— begin Records for this exercise —
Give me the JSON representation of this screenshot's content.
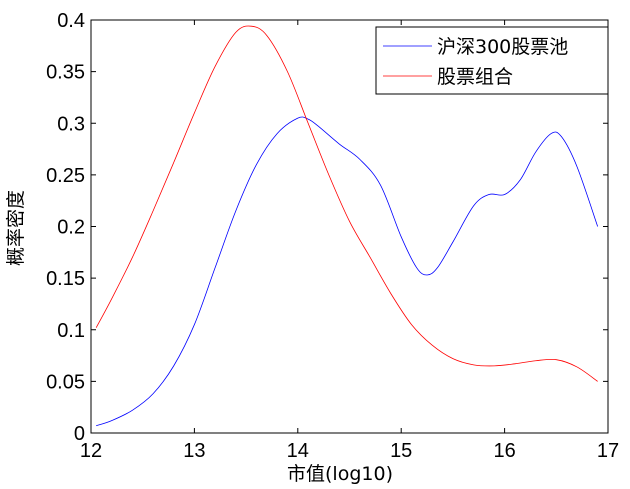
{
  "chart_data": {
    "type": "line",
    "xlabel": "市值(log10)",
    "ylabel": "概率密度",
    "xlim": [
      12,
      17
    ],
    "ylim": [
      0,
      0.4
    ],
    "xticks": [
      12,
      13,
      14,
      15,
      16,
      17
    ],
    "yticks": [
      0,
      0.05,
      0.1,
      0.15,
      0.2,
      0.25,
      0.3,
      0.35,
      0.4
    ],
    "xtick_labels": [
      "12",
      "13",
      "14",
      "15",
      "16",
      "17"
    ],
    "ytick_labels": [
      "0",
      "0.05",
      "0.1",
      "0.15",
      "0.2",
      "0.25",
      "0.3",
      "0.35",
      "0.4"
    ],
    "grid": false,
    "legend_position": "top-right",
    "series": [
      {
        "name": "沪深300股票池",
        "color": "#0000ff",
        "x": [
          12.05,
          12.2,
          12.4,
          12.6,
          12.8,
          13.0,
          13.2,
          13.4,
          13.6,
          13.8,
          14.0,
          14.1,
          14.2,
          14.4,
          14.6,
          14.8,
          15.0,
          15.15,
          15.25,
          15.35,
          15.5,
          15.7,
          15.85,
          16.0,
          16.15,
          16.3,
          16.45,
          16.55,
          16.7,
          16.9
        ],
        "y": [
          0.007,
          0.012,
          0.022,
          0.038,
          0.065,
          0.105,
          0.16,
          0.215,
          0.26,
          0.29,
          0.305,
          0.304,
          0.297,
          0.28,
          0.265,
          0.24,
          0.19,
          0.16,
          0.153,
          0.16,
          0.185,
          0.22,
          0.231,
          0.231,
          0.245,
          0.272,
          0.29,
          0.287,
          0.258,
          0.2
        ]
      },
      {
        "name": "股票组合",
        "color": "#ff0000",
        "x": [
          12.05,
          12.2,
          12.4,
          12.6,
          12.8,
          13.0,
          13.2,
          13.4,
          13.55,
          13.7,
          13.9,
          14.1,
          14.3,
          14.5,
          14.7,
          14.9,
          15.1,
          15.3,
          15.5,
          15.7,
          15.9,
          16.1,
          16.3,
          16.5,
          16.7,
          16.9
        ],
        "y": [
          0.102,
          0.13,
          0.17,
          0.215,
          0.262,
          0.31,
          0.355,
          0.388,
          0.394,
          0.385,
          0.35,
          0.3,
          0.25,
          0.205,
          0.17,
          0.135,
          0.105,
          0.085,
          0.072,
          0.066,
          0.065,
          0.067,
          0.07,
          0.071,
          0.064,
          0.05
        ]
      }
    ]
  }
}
— end Records for this exercise —
Transcribe the entries above verbatim, omitting their pictures.

Task output
Give me the JSON representation of this screenshot's content.
{
  "chart_data": {
    "type": "line",
    "xlabel": "市值(log10)",
    "ylabel": "概率密度",
    "xlim": [
      12,
      17
    ],
    "ylim": [
      0,
      0.4
    ],
    "xticks": [
      12,
      13,
      14,
      15,
      16,
      17
    ],
    "yticks": [
      0,
      0.05,
      0.1,
      0.15,
      0.2,
      0.25,
      0.3,
      0.35,
      0.4
    ],
    "xtick_labels": [
      "12",
      "13",
      "14",
      "15",
      "16",
      "17"
    ],
    "ytick_labels": [
      "0",
      "0.05",
      "0.1",
      "0.15",
      "0.2",
      "0.25",
      "0.3",
      "0.35",
      "0.4"
    ],
    "grid": false,
    "legend_position": "top-right",
    "series": [
      {
        "name": "沪深300股票池",
        "color": "#0000ff",
        "x": [
          12.05,
          12.2,
          12.4,
          12.6,
          12.8,
          13.0,
          13.2,
          13.4,
          13.6,
          13.8,
          14.0,
          14.1,
          14.2,
          14.4,
          14.6,
          14.8,
          15.0,
          15.15,
          15.25,
          15.35,
          15.5,
          15.7,
          15.85,
          16.0,
          16.15,
          16.3,
          16.45,
          16.55,
          16.7,
          16.9
        ],
        "y": [
          0.007,
          0.012,
          0.022,
          0.038,
          0.065,
          0.105,
          0.16,
          0.215,
          0.26,
          0.29,
          0.305,
          0.304,
          0.297,
          0.28,
          0.265,
          0.24,
          0.19,
          0.16,
          0.153,
          0.16,
          0.185,
          0.22,
          0.231,
          0.231,
          0.245,
          0.272,
          0.29,
          0.287,
          0.258,
          0.2
        ]
      },
      {
        "name": "股票组合",
        "color": "#ff0000",
        "x": [
          12.05,
          12.2,
          12.4,
          12.6,
          12.8,
          13.0,
          13.2,
          13.4,
          13.55,
          13.7,
          13.9,
          14.1,
          14.3,
          14.5,
          14.7,
          14.9,
          15.1,
          15.3,
          15.5,
          15.7,
          15.9,
          16.1,
          16.3,
          16.5,
          16.7,
          16.9
        ],
        "y": [
          0.102,
          0.13,
          0.17,
          0.215,
          0.262,
          0.31,
          0.355,
          0.388,
          0.394,
          0.385,
          0.35,
          0.3,
          0.25,
          0.205,
          0.17,
          0.135,
          0.105,
          0.085,
          0.072,
          0.066,
          0.065,
          0.067,
          0.07,
          0.071,
          0.064,
          0.05
        ]
      }
    ]
  }
}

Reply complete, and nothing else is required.